• **DATA LISTING**
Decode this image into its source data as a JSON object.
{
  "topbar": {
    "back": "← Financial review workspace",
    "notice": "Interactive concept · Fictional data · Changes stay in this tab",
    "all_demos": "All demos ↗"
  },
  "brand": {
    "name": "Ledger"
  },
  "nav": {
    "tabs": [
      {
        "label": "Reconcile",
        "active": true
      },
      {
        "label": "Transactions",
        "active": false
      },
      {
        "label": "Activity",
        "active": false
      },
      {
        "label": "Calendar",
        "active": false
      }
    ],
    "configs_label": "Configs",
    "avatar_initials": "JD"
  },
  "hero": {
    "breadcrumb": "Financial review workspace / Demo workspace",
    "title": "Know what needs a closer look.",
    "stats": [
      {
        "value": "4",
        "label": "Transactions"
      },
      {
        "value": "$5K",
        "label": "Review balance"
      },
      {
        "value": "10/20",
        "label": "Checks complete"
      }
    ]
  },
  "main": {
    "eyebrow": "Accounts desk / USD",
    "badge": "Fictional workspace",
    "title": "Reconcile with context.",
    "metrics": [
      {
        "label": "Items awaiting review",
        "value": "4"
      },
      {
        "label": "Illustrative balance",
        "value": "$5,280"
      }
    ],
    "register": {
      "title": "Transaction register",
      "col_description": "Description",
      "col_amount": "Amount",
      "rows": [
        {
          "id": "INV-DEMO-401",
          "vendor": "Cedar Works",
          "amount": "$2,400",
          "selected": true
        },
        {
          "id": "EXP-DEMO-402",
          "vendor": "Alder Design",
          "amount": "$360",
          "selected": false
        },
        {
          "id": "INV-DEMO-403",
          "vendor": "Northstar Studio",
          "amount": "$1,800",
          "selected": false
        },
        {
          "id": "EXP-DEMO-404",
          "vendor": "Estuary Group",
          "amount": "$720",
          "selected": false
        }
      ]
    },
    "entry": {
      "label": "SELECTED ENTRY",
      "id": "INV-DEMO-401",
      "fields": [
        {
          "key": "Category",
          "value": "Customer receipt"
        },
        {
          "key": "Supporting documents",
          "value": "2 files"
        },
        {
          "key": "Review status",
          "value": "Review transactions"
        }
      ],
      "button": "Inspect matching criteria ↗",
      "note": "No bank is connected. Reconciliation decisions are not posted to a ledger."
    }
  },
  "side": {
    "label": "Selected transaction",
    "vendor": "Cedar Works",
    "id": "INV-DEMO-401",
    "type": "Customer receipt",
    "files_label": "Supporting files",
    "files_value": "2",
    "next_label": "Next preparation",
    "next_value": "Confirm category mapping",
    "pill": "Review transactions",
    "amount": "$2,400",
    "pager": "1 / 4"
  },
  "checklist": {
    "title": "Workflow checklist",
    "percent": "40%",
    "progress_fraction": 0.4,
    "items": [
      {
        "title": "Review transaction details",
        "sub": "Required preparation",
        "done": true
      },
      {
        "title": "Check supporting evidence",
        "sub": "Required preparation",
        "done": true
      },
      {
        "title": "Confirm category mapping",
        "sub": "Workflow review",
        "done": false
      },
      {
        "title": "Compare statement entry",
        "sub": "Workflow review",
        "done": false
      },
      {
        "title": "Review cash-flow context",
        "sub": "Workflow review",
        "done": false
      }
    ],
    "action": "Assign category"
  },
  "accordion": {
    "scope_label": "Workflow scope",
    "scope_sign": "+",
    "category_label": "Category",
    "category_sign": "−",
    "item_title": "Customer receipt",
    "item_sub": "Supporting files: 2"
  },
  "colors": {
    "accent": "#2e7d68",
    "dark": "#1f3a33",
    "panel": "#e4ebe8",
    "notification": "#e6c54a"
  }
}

• **INSTRUCTIONS FOR THE TASK**
Show each line of the listing that holds the string "Confirm".

• **FINISHED ANSWER**
    "next_value": "Confirm category mapping",
        "title": "Confirm category mapping",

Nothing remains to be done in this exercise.